## Requirements
Locate the line that contains "Output the text content of this document.". Print it and every subsequent line through the final line of the records, exactly and only those.
:: Exercise data ::
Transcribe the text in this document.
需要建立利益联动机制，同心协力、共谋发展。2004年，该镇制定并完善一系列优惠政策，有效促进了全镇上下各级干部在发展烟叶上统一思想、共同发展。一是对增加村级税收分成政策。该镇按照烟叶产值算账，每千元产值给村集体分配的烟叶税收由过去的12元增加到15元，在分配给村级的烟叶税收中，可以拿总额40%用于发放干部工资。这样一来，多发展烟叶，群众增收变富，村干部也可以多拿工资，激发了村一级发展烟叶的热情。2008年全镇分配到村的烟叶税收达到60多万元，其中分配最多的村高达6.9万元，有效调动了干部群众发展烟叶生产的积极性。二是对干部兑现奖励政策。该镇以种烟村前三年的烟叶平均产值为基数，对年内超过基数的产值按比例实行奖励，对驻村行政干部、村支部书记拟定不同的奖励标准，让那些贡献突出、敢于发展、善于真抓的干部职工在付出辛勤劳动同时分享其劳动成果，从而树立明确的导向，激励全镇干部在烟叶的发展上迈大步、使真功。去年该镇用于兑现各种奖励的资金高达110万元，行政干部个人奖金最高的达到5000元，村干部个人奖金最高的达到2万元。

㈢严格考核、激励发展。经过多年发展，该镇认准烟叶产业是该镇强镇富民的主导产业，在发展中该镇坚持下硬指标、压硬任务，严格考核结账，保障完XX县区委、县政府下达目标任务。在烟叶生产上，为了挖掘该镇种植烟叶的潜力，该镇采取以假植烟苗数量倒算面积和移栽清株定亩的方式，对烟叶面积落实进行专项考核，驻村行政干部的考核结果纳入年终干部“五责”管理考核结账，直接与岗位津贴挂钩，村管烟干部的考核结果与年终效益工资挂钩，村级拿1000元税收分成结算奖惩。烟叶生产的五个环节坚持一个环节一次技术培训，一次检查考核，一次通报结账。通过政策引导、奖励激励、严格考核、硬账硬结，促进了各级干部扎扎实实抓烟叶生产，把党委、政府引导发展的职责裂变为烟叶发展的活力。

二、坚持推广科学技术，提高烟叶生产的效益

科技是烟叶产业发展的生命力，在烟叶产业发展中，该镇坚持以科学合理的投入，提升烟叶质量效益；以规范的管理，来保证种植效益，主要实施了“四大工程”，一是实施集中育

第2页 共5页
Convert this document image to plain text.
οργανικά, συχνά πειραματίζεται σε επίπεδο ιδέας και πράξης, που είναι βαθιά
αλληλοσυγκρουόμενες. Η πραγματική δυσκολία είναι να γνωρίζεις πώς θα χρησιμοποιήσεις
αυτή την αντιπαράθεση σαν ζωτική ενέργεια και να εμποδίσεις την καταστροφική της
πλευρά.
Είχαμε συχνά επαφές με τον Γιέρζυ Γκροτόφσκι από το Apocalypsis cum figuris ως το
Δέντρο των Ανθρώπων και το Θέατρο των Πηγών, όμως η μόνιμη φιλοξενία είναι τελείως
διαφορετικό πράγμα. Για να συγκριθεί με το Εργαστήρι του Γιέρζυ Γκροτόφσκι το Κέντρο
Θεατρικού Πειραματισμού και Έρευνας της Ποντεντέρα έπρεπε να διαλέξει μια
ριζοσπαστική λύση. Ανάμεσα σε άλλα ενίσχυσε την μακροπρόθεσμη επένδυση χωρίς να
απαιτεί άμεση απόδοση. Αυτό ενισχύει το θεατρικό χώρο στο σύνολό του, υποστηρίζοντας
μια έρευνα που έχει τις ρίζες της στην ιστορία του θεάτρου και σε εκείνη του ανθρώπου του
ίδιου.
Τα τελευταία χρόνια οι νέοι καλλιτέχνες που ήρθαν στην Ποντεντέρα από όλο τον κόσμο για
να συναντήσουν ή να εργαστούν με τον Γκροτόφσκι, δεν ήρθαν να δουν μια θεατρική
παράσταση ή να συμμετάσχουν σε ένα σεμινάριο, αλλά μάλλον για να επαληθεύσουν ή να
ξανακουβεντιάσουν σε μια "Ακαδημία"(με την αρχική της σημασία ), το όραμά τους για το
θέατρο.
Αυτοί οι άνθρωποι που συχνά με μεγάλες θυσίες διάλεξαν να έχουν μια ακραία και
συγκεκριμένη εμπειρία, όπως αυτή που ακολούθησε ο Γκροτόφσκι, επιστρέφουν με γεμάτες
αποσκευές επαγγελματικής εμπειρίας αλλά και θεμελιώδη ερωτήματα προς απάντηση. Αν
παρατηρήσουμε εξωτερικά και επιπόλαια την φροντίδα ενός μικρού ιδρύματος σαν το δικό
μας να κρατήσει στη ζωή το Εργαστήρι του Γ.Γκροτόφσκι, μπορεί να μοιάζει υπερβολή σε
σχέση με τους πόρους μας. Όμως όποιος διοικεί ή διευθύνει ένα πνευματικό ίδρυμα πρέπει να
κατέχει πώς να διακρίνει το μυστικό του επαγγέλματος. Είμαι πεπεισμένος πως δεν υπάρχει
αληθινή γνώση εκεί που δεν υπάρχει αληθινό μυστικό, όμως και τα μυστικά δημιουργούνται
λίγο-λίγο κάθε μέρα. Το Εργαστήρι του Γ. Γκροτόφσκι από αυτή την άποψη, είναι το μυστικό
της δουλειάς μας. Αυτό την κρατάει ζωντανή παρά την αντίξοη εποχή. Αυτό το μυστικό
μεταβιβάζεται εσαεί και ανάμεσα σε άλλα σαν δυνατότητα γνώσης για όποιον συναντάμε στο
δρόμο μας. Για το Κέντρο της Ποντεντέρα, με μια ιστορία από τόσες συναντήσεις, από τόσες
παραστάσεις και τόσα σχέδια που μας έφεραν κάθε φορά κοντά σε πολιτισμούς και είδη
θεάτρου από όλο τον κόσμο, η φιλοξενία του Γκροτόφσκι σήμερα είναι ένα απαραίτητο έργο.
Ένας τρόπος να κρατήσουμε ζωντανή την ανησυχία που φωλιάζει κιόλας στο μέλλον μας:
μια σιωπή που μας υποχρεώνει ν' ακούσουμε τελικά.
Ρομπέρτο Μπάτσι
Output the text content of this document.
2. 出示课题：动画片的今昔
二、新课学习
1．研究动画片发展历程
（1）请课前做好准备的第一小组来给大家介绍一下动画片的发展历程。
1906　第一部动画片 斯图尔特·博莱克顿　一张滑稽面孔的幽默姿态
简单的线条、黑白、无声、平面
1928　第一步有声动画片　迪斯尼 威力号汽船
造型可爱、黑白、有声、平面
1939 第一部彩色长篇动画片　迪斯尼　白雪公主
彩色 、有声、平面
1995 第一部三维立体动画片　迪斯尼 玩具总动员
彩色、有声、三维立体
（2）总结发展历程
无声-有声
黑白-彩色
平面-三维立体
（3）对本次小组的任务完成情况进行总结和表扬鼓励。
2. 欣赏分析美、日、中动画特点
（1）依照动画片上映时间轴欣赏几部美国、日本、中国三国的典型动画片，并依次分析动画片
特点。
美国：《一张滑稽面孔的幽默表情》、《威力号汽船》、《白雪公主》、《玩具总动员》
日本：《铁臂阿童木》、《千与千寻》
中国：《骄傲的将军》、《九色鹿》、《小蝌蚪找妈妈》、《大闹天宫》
:::
## Completed exercise
Output the text content of this document.
2. 出示课题：动画片的今昔
二、新课学习
1．研究动画片发展历程
（1）请课前做好准备的第一小组来给大家介绍一下动画片的发展历程。
1906　第一部动画片 斯图尔特·博莱克顿　一张滑稽面孔的幽默姿态
简单的线条、黑白、无声、平面
1928　第一步有声动画片　迪斯尼 威力号汽船
造型可爱、黑白、有声、平面
1939 第一部彩色长篇动画片　迪斯尼　白雪公主
彩色 、有声、平面
1995 第一部三维立体动画片　迪斯尼 玩具总动员
彩色、有声、三维立体
（2）总结发展历程
无声-有声
黑白-彩色
平面-三维立体
（3）对本次小组的任务完成情况进行总结和表扬鼓励。
2. 欣赏分析美、日、中动画特点
（1）依照动画片上映时间轴欣赏几部美国、日本、中国三国的典型动画片，并依次分析动画片
特点。
美国：《一张滑稽面孔的幽默表情》、《威力号汽船》、《白雪公主》、《玩具总动员》
日本：《铁臂阿童木》、《千与千寻》
中国：《骄傲的将军》、《九色鹿》、《小蝌蚪找妈妈》、《大闹天宫》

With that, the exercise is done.